◆ **Work to be completed**
Copy out the listing that follows, exact in every word, and skip the images.

◆ **Stored records**
## start

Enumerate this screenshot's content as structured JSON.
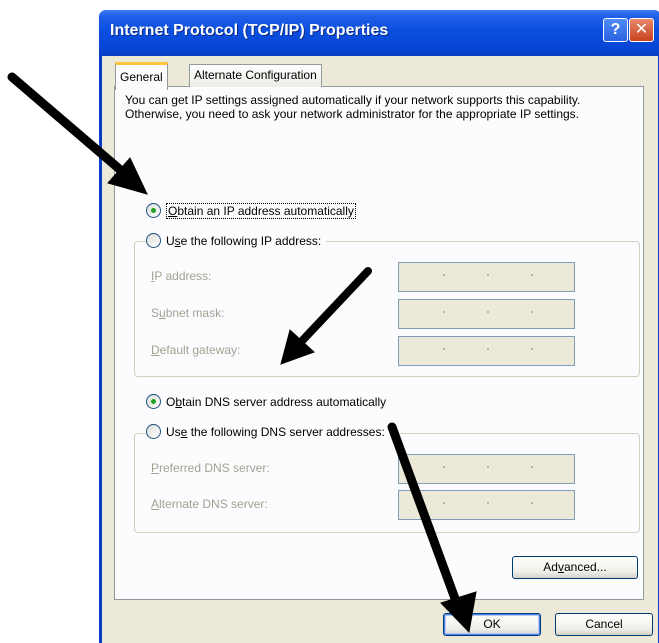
{
  "window": {
    "title": "Internet Protocol (TCP/IP) Properties",
    "help_icon": "?",
    "close_icon": "✕"
  },
  "tabs": [
    {
      "label": "General",
      "selected": true
    },
    {
      "label": "Alternate Configuration",
      "selected": false
    }
  ],
  "description": "You can get IP settings assigned automatically if your network supports this capability. Otherwise, you need to ask your network administrator for the appropriate IP settings.",
  "ip_settings": {
    "auto_option": {
      "pre": "",
      "ul": "O",
      "post": "btain an IP address automatically",
      "selected": true
    },
    "manual_option": {
      "pre": "U",
      "ul": "s",
      "post": "e the following IP address:",
      "selected": false
    },
    "fields": [
      {
        "pre": "",
        "ul": "I",
        "post": "P address:",
        "value": ""
      },
      {
        "pre": "S",
        "ul": "u",
        "post": "bnet mask:",
        "value": ""
      },
      {
        "pre": "",
        "ul": "D",
        "post": "efault gateway:",
        "value": ""
      }
    ]
  },
  "dns_settings": {
    "auto_option": {
      "pre": "O",
      "ul": "b",
      "post": "tain DNS server address automatically",
      "selected": true
    },
    "manual_option": {
      "pre": "Us",
      "ul": "e",
      "post": " the following DNS server addresses:",
      "selected": false
    },
    "fields": [
      {
        "pre": "",
        "ul": "P",
        "post": "referred DNS server:",
        "value": ""
      },
      {
        "pre": "",
        "ul": "A",
        "post": "lternate DNS server:",
        "value": ""
      }
    ]
  },
  "buttons": {
    "advanced": {
      "pre": "Ad",
      "ul": "v",
      "post": "anced..."
    },
    "ok": "OK",
    "cancel": "Cancel"
  },
  "colors": {
    "title_bar": "#0b4fe0",
    "dialog_bg": "#ece9d8",
    "arrow": "#000000"
  },
  "icons": {
    "help": "help-icon",
    "close": "close-icon",
    "annotation_arrows": "arrow-icon"
  }
}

## end

◆ **Output for this task**
Enumerate this screenshot's content as structured JSON.
{
  "window": {
    "title": "Internet Protocol (TCP/IP) Properties",
    "help_icon": "?",
    "close_icon": "✕"
  },
  "tabs": [
    {
      "label": "General",
      "selected": true
    },
    {
      "label": "Alternate Configuration",
      "selected": false
    }
  ],
  "description": "You can get IP settings assigned automatically if your network supports this capability. Otherwise, you need to ask your network administrator for the appropriate IP settings.",
  "ip_settings": {
    "auto_option": {
      "pre": "",
      "ul": "O",
      "post": "btain an IP address automatically",
      "selected": true
    },
    "manual_option": {
      "pre": "U",
      "ul": "s",
      "post": "e the following IP address:",
      "selected": false
    },
    "fields": [
      {
        "pre": "",
        "ul": "I",
        "post": "P address:",
        "value": ""
      },
      {
        "pre": "S",
        "ul": "u",
        "post": "bnet mask:",
        "value": ""
      },
      {
        "pre": "",
        "ul": "D",
        "post": "efault gateway:",
        "value": ""
      }
    ]
  },
  "dns_settings": {
    "auto_option": {
      "pre": "O",
      "ul": "b",
      "post": "tain DNS server address automatically",
      "selected": true
    },
    "manual_option": {
      "pre": "Us",
      "ul": "e",
      "post": " the following DNS server addresses:",
      "selected": false
    },
    "fields": [
      {
        "pre": "",
        "ul": "P",
        "post": "referred DNS server:",
        "value": ""
      },
      {
        "pre": "",
        "ul": "A",
        "post": "lternate DNS server:",
        "value": ""
      }
    ]
  },
  "buttons": {
    "advanced": {
      "pre": "Ad",
      "ul": "v",
      "post": "anced..."
    },
    "ok": "OK",
    "cancel": "Cancel"
  },
  "colors": {
    "title_bar": "#0b4fe0",
    "dialog_bg": "#ece9d8",
    "arrow": "#000000"
  },
  "icons": {
    "help": "help-icon",
    "close": "close-icon",
    "annotation_arrows": "arrow-icon"
  }
}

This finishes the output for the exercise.